-- Start Records for the exercise --
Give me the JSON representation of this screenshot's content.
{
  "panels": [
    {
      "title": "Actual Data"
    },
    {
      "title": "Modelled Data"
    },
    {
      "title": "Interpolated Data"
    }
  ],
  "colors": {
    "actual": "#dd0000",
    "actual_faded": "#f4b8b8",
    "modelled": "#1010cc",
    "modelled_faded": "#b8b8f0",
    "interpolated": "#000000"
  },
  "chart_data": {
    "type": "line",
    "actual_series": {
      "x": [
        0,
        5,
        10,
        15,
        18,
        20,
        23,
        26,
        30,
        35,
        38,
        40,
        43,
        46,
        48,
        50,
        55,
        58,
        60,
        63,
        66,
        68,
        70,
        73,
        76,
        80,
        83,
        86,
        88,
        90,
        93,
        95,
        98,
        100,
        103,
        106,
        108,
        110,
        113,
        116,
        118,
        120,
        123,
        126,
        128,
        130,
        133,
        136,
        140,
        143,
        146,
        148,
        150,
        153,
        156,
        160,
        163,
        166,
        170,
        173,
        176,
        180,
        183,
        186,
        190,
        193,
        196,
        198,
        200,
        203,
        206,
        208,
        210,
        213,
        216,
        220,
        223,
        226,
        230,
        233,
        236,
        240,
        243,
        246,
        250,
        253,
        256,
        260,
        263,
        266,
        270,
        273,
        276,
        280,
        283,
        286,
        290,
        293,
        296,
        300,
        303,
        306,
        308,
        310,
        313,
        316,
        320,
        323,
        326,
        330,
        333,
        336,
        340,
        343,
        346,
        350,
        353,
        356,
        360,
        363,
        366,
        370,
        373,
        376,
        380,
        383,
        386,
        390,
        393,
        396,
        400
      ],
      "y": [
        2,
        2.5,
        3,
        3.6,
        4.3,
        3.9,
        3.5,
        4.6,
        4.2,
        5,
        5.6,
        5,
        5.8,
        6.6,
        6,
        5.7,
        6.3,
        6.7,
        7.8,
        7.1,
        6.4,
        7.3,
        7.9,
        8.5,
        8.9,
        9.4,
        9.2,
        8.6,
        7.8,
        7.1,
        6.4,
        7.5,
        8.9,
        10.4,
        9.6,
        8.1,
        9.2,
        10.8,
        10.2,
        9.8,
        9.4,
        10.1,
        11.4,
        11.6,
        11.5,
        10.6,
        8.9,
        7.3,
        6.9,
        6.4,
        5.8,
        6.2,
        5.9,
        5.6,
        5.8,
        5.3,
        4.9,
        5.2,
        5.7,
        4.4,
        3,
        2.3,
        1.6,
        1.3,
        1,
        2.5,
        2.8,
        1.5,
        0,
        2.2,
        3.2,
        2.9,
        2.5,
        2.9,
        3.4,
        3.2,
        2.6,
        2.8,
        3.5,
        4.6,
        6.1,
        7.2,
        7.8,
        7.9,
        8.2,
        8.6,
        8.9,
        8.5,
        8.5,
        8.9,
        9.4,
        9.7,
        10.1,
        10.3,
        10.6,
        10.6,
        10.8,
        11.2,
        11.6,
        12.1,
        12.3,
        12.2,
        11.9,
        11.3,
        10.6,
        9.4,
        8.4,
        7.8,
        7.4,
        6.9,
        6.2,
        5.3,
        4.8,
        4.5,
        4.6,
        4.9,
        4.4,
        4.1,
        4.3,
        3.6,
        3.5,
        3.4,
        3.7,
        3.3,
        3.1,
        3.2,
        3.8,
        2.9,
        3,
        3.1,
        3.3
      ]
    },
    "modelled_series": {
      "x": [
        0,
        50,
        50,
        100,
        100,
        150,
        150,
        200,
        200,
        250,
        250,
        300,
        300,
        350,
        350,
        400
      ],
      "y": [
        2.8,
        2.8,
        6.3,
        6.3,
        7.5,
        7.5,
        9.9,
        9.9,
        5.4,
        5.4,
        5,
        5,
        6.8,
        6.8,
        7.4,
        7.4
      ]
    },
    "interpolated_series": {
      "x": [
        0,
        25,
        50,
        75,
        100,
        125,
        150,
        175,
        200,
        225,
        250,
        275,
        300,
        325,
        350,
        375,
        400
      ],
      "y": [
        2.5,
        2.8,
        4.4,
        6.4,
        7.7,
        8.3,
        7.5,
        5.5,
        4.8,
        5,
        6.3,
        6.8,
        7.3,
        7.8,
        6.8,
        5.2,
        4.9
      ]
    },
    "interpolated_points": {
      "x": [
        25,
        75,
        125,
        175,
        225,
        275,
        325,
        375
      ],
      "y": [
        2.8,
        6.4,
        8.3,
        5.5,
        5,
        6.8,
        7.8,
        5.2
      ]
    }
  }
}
-- End Records for the exercise --
== Exercise brief ==
Where a line of the entries contains the word "title", copy that line.

== Expected answer ==
      "title": "Actual Data"
      "title": "Modelled Data"
      "title": "Interpolated Data"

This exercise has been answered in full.